## WHAT THIS TASK INVOLVES
Sift the material for lines containing "text", and return them.

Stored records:

>>>

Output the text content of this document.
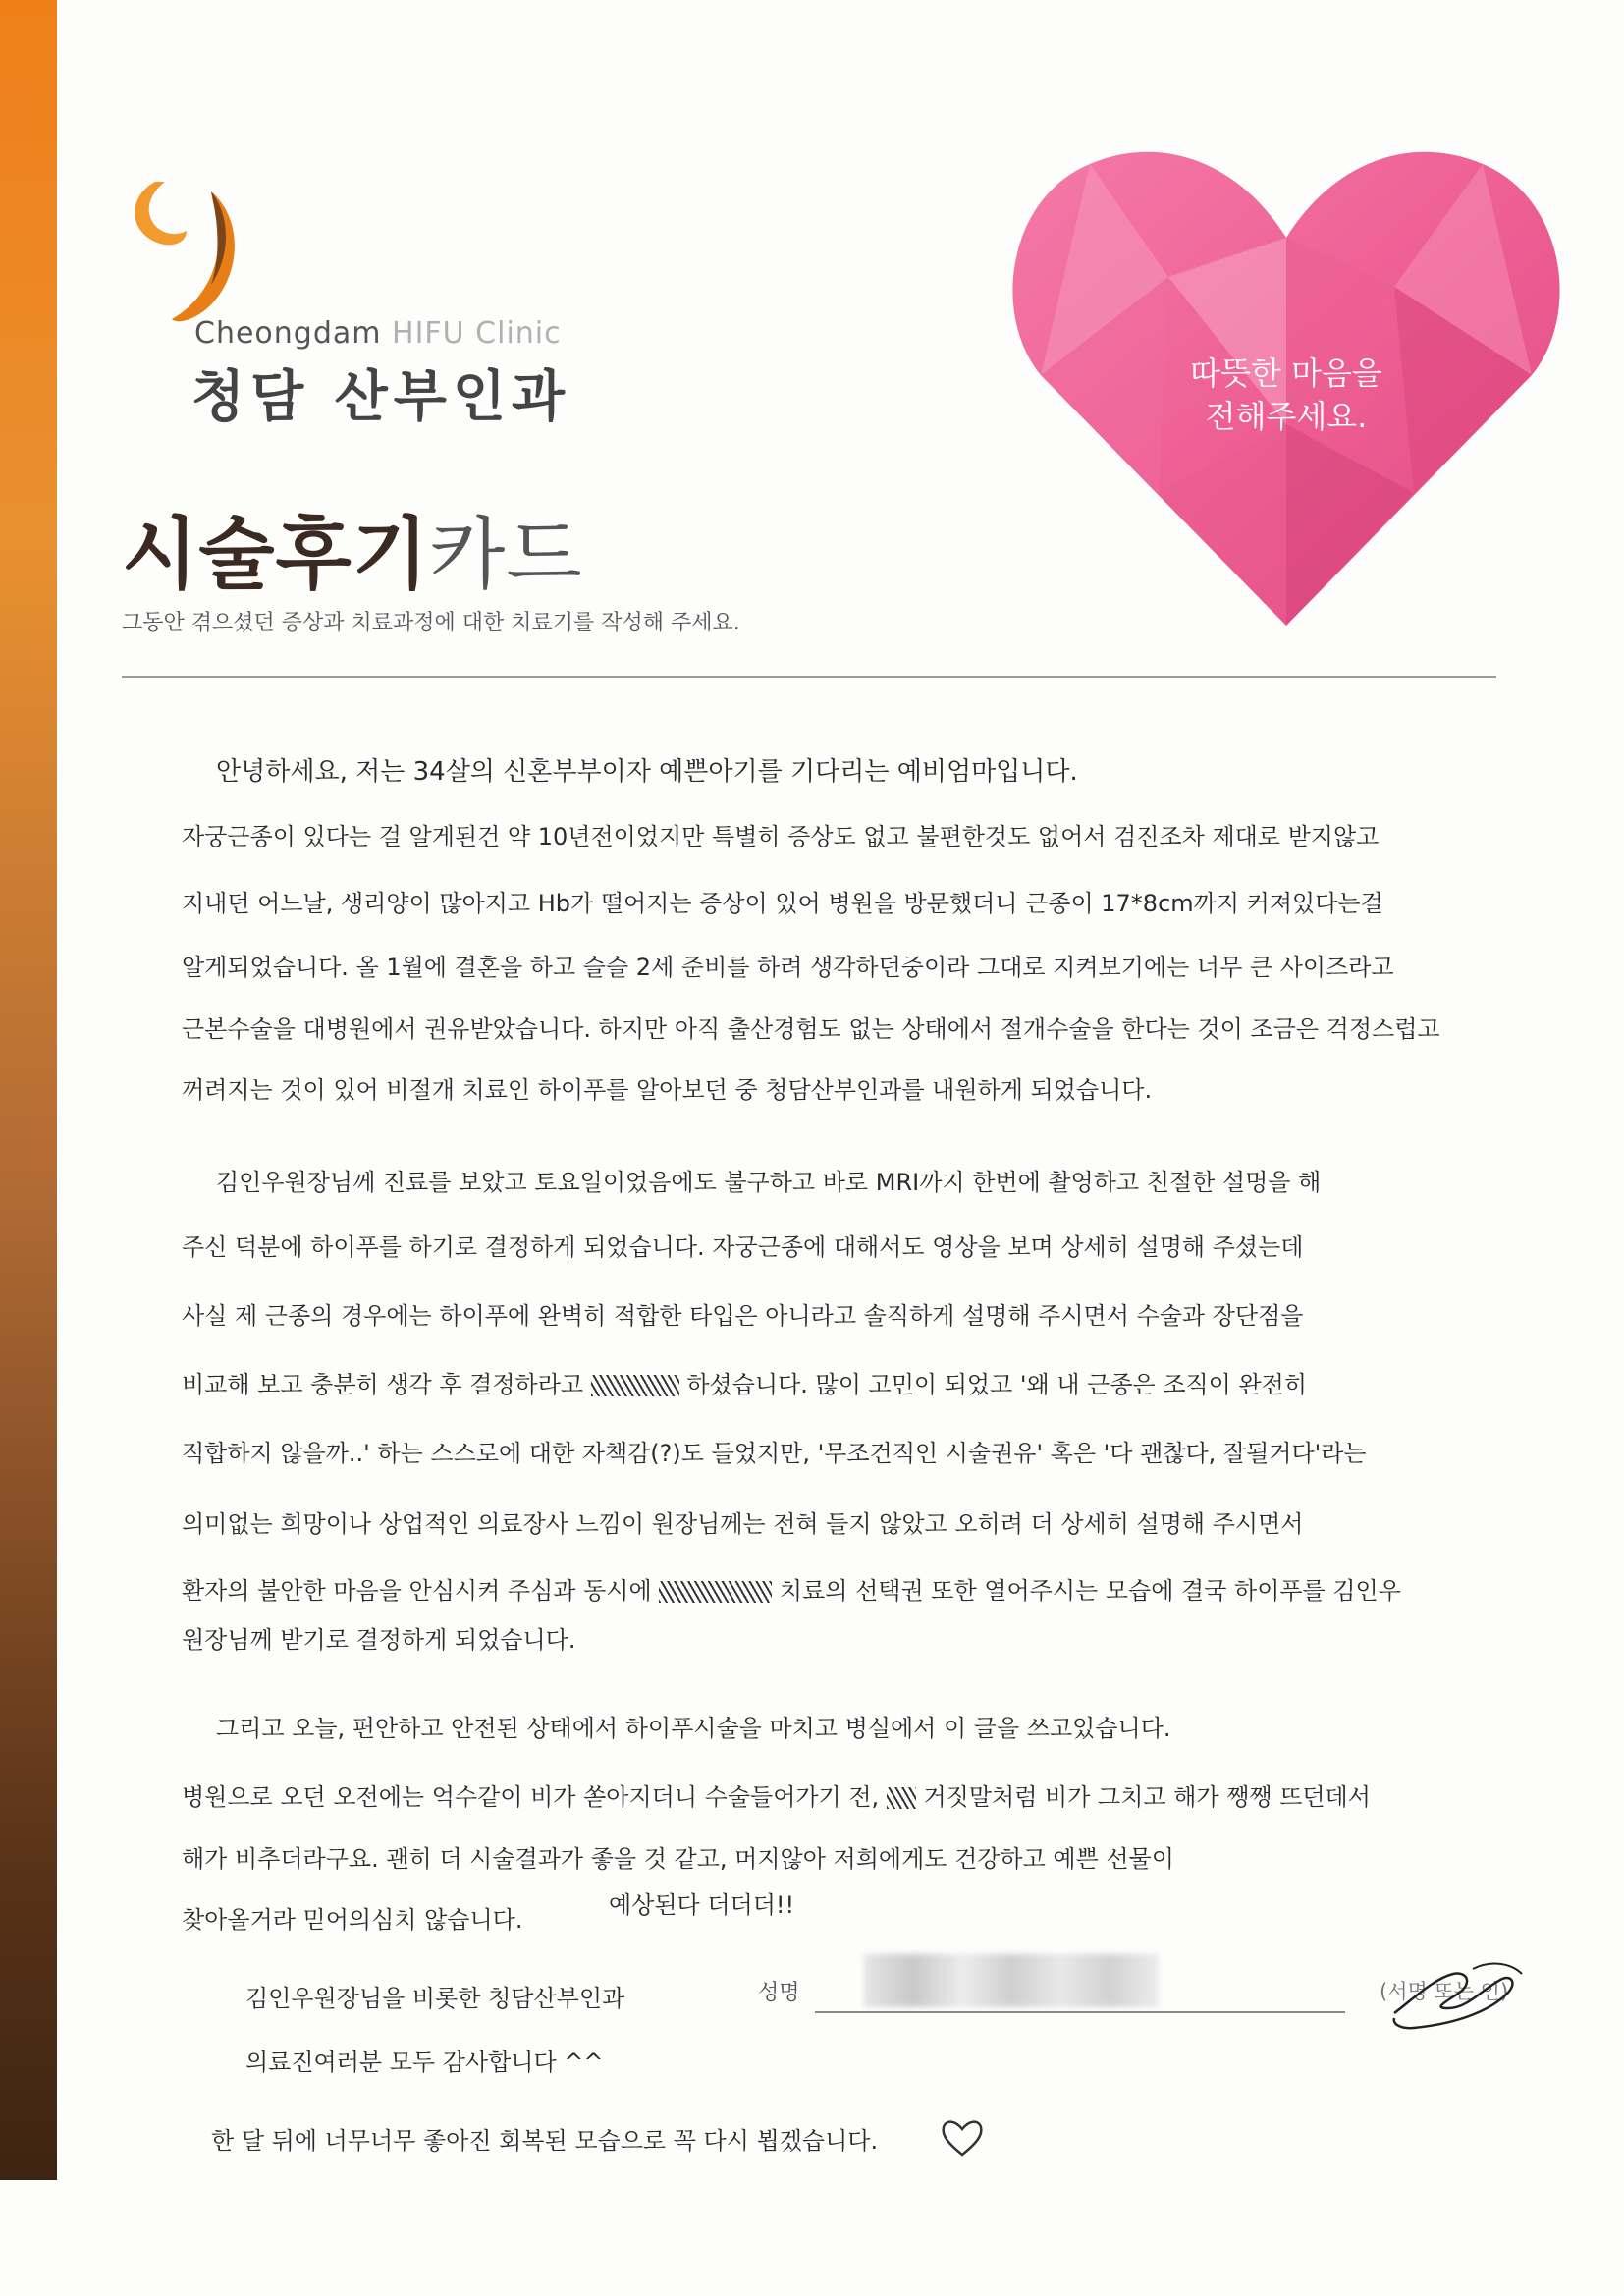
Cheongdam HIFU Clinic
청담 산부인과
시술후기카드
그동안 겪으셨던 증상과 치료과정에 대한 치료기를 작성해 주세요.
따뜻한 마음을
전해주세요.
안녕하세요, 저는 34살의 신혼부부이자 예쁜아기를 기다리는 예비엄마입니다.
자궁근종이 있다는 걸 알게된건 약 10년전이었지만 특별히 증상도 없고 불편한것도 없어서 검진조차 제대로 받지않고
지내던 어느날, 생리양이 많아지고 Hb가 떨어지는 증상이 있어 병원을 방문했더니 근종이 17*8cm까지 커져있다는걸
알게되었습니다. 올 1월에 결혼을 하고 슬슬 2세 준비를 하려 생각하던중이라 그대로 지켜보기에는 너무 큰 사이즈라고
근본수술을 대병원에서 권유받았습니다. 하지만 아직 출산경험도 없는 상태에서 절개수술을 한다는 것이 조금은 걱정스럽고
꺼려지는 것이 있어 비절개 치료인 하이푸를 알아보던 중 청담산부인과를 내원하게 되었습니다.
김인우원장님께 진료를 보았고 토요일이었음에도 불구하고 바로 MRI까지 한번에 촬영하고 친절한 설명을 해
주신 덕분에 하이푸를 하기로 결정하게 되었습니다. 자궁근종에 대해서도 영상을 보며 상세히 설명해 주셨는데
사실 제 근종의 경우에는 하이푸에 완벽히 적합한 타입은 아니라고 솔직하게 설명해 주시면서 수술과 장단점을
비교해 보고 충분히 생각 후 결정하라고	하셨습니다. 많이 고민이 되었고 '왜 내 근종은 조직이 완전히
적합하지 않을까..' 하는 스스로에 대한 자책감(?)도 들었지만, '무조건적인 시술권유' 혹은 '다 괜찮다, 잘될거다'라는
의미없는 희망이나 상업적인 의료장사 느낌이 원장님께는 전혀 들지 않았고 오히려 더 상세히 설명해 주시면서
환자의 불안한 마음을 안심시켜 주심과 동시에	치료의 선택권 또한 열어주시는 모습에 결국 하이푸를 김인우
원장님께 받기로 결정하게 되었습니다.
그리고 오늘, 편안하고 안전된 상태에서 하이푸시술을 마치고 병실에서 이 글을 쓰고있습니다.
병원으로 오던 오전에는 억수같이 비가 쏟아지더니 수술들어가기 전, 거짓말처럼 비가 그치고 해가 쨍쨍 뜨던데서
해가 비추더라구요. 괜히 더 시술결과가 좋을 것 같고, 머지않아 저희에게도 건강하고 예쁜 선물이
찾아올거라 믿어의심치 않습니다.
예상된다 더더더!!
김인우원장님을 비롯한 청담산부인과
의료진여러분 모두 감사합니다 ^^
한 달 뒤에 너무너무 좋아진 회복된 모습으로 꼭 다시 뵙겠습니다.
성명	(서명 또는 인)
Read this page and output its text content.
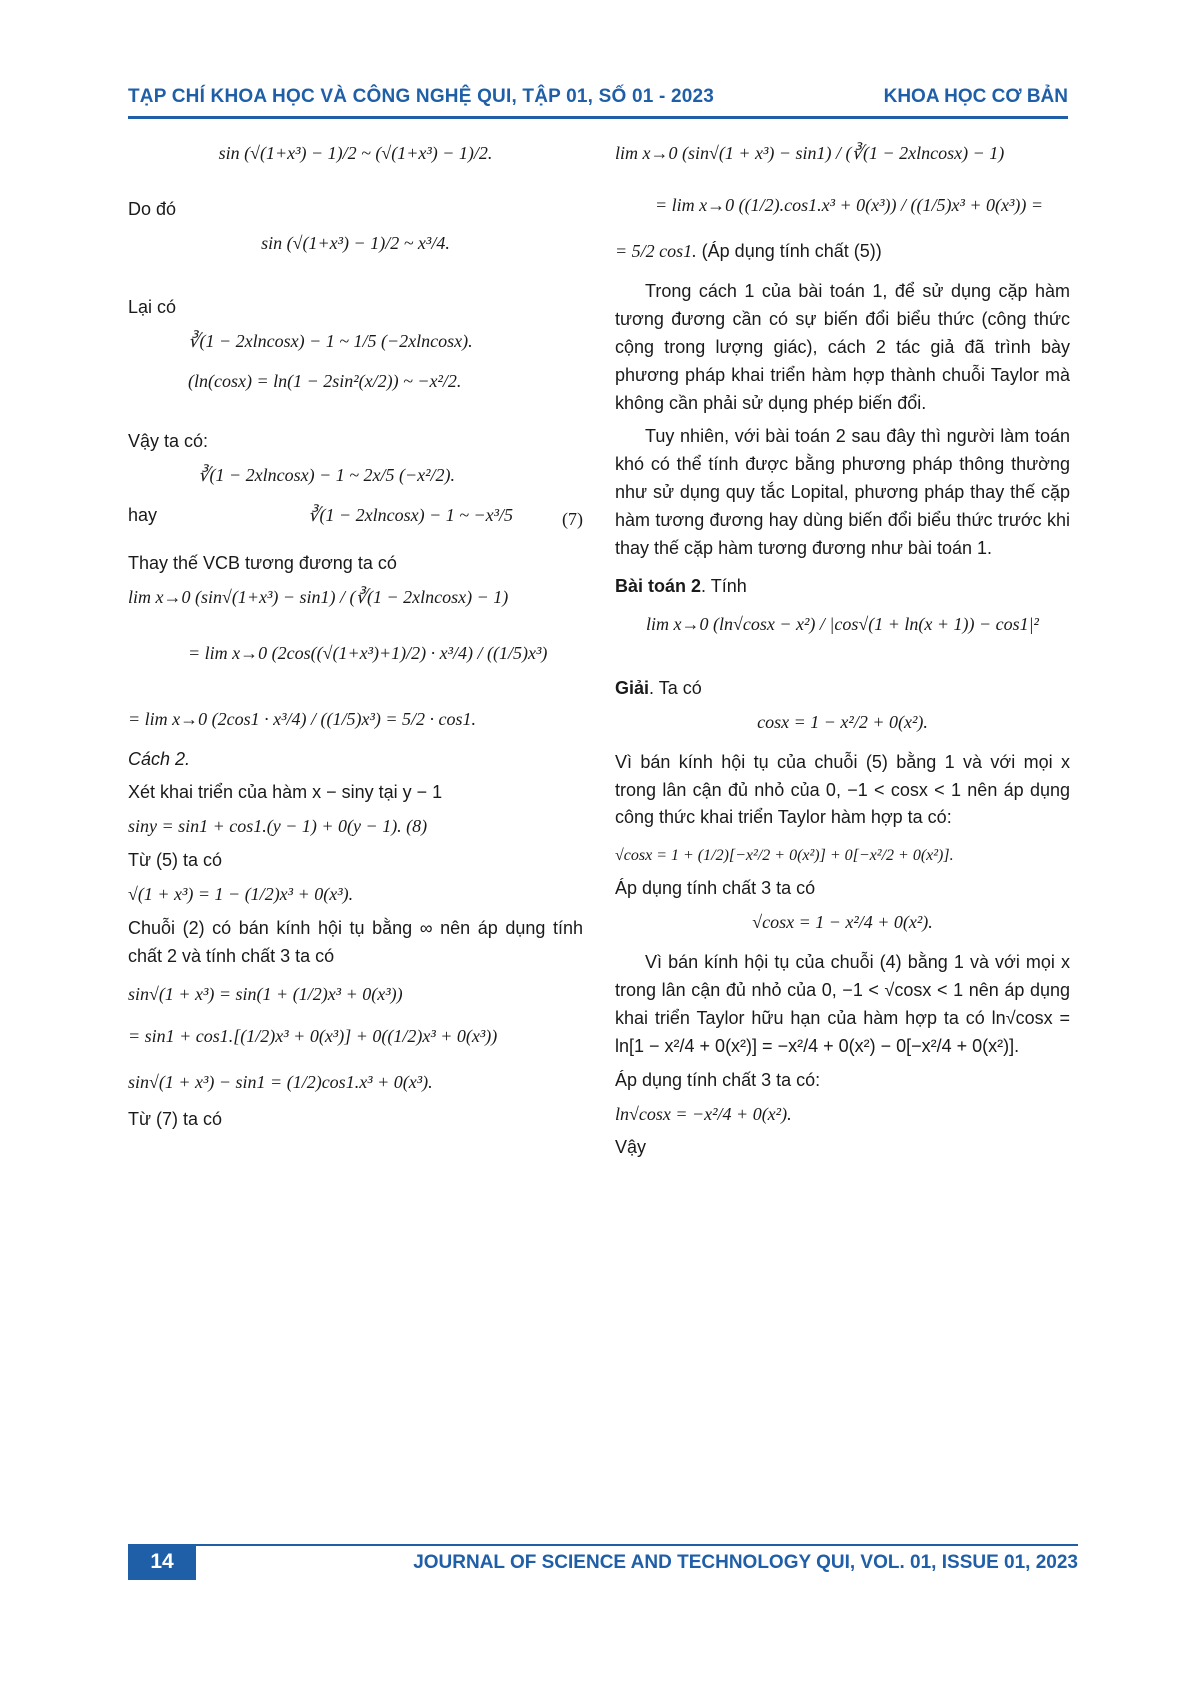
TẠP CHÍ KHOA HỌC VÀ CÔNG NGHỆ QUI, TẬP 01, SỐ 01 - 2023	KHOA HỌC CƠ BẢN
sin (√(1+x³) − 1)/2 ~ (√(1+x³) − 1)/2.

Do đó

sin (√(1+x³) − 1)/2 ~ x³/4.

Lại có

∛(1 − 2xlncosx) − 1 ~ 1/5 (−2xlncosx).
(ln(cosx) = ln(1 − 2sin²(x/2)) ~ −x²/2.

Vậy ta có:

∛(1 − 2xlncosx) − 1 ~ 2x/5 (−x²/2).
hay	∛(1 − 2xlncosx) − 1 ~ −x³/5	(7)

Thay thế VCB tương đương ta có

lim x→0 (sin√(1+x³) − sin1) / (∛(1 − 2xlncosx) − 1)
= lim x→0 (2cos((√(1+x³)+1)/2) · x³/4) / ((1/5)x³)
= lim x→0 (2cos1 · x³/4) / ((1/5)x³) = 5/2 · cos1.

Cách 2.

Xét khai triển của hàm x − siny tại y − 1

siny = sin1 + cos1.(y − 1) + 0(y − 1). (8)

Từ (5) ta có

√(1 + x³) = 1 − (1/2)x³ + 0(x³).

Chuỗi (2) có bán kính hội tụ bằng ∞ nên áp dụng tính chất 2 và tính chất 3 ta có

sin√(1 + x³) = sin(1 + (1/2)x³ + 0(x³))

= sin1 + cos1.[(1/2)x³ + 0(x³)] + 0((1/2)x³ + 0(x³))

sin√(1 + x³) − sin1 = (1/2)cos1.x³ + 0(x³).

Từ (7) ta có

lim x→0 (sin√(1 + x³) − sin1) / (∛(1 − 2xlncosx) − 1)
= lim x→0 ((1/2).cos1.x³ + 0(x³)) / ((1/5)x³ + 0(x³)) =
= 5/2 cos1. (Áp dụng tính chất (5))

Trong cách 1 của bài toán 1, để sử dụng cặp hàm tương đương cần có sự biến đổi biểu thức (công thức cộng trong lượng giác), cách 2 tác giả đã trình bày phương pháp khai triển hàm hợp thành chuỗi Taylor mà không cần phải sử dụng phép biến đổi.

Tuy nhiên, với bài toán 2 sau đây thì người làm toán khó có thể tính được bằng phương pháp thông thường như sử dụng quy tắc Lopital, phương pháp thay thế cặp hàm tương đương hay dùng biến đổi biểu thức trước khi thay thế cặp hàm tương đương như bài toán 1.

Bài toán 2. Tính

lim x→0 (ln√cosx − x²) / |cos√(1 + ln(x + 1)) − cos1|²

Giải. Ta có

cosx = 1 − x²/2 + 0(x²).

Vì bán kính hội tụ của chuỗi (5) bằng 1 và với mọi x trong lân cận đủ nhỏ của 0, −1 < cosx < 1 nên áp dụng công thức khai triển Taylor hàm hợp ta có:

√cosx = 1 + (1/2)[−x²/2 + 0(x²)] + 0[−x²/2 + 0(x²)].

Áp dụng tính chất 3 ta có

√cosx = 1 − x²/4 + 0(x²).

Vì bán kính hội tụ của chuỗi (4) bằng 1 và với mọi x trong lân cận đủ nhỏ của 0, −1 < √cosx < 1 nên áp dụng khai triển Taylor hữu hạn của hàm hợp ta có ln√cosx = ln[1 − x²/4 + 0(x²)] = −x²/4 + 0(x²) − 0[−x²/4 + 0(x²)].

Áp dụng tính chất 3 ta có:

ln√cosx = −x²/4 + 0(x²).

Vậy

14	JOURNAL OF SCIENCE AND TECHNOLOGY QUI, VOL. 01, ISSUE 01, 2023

<<<

## WRITTEN RESPONSE
Output the text content of this document.
Read this page and output its text content.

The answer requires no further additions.